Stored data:

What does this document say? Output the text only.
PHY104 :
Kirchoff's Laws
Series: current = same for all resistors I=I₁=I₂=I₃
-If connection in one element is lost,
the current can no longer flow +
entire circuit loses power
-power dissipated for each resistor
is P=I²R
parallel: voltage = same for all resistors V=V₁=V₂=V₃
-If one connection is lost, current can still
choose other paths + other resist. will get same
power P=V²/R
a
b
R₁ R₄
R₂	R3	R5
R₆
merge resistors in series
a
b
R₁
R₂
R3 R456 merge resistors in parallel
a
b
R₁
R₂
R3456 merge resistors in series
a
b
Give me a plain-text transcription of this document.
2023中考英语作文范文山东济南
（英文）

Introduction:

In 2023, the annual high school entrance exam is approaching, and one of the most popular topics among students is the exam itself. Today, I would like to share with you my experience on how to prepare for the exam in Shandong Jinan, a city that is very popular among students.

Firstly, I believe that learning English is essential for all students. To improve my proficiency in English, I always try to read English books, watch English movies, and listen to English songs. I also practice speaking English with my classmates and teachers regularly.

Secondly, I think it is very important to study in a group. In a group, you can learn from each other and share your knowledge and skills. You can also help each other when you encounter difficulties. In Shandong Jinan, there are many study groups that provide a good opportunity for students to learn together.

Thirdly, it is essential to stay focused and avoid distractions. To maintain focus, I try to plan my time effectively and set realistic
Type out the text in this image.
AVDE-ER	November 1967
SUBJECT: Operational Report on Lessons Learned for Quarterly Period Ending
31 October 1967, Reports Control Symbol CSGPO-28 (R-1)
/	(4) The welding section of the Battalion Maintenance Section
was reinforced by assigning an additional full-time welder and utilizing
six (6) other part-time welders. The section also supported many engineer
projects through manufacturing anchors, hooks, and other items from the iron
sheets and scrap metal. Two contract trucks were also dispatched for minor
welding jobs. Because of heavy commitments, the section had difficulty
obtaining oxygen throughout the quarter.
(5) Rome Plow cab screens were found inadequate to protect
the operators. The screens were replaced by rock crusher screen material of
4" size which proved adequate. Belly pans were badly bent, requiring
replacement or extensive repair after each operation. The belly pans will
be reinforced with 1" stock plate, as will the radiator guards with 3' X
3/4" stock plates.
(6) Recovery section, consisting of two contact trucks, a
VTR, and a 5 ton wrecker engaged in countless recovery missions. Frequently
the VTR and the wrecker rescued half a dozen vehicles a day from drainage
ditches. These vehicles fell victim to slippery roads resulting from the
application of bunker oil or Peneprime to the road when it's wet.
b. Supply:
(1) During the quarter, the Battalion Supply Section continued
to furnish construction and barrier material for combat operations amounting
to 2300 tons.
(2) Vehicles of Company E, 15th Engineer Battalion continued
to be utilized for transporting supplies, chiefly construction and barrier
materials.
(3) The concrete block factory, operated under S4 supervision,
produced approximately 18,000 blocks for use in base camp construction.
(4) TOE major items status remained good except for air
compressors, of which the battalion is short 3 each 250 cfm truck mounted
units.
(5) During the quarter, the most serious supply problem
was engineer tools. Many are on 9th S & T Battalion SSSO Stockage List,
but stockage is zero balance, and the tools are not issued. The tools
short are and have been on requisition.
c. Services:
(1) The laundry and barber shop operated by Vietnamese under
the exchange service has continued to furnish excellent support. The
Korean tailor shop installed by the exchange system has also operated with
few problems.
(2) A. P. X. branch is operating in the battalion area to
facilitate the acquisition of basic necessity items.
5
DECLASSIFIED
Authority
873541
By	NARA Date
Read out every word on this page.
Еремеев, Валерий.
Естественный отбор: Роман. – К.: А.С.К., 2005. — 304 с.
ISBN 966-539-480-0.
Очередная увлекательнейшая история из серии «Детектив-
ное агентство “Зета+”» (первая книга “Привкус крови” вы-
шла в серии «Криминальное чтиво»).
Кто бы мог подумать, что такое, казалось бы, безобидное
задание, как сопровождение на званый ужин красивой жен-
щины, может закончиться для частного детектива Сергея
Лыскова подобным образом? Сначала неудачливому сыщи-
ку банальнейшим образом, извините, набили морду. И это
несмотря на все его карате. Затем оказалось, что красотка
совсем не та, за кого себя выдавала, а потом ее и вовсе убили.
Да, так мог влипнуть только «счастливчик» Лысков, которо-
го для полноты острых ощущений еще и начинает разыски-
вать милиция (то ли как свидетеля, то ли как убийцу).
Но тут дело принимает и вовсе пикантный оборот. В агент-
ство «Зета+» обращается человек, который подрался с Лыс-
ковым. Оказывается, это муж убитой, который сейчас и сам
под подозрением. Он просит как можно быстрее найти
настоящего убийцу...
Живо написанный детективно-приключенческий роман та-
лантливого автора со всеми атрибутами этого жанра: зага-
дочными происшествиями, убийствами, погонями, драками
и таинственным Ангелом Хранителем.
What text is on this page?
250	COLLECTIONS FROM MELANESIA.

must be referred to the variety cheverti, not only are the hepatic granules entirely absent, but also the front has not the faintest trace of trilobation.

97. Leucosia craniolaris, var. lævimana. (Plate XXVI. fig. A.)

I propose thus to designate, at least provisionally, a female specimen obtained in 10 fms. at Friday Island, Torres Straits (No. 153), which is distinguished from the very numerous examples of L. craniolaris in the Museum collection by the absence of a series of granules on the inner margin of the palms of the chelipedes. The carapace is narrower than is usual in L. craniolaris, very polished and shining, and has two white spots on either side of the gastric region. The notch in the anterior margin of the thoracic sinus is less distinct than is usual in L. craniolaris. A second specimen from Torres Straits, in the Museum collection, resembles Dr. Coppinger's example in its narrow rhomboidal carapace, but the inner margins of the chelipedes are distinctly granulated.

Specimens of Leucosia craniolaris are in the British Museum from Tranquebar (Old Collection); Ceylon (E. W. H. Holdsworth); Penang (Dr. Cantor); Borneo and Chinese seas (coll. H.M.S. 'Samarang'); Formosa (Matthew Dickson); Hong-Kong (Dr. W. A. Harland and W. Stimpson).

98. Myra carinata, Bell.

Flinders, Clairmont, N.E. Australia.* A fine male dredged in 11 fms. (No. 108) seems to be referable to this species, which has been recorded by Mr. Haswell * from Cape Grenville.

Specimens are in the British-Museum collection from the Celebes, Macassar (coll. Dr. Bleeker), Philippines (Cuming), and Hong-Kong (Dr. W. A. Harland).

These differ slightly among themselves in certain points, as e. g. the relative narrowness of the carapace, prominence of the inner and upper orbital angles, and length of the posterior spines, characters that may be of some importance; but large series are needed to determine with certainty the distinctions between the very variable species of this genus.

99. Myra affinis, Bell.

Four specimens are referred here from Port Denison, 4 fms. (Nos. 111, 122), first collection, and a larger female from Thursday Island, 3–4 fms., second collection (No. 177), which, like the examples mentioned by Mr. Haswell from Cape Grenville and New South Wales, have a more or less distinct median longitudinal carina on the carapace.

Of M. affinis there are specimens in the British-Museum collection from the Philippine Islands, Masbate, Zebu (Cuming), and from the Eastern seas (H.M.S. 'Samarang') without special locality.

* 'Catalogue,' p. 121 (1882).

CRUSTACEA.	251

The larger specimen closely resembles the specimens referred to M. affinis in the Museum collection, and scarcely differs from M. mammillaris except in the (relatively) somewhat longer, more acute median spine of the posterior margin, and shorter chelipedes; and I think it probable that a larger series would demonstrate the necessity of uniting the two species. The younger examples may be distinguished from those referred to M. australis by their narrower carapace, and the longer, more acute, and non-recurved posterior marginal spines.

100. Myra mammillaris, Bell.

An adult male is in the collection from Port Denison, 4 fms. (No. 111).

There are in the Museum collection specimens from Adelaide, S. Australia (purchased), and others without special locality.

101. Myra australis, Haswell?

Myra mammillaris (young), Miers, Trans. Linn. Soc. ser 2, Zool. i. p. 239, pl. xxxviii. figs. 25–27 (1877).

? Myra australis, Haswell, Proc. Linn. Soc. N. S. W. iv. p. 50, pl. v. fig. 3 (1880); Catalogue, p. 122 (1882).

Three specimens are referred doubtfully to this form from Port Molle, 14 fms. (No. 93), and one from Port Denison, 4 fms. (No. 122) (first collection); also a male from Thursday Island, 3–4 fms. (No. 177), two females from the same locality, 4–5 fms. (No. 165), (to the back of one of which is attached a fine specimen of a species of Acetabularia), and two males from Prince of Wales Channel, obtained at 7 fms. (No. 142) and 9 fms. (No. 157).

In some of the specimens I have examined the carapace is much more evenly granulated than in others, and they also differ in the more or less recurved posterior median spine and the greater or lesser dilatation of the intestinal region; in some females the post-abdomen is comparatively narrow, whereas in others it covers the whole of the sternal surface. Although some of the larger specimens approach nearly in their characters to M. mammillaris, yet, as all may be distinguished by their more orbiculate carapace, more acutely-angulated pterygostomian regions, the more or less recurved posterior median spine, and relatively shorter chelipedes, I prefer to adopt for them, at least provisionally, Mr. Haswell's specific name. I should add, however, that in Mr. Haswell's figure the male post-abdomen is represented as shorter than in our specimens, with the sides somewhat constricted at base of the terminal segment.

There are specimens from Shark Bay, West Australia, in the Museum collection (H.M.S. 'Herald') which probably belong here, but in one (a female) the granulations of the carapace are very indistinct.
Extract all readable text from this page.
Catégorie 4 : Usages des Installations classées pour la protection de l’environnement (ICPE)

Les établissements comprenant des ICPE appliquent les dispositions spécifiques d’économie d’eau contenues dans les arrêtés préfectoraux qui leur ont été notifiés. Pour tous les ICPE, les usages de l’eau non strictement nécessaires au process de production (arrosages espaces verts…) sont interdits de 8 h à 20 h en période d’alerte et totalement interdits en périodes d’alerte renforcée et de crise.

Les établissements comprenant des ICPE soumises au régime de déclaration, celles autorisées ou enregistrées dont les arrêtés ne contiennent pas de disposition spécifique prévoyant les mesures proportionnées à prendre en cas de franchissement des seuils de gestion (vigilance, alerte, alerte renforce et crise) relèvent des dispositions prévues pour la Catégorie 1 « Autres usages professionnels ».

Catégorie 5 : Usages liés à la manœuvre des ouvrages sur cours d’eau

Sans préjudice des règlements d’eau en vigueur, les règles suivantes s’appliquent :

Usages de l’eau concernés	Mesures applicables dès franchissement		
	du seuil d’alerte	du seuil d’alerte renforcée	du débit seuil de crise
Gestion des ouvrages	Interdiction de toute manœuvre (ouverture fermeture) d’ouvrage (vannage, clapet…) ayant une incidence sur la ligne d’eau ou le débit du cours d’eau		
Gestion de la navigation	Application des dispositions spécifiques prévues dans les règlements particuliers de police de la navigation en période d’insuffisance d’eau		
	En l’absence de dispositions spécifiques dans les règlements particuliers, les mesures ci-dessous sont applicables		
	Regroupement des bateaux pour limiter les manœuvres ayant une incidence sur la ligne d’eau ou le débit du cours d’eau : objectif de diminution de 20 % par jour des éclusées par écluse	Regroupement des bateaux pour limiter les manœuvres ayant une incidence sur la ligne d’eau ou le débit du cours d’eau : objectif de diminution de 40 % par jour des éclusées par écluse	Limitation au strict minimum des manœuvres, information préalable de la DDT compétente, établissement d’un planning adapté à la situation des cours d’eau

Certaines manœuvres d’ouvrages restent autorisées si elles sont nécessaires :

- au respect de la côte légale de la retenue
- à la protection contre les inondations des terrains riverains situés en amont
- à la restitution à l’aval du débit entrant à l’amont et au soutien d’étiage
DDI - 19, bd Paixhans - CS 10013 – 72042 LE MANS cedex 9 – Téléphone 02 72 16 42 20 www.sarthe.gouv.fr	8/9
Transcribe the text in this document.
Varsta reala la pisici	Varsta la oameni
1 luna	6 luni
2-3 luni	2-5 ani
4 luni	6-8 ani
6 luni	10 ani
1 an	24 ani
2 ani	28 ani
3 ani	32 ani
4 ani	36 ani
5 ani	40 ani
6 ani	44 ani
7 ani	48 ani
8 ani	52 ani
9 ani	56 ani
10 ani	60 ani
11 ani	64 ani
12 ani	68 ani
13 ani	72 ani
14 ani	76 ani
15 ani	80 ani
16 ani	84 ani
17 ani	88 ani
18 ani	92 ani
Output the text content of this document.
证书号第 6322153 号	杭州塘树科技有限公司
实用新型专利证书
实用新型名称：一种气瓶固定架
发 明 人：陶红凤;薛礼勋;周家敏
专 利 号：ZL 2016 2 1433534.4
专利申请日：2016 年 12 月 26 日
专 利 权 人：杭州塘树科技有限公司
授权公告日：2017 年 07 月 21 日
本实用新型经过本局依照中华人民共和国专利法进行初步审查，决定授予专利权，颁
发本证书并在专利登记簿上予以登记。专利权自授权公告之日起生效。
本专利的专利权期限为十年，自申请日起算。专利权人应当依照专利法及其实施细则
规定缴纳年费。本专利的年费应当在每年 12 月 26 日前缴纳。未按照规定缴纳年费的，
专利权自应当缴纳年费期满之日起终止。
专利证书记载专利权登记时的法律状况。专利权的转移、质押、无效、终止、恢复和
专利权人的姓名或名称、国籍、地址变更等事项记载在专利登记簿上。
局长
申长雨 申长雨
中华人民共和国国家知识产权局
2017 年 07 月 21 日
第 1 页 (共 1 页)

Given instruction: Tally the lines of the records holding the word "spécifiques", then state only the tally.

The result: 3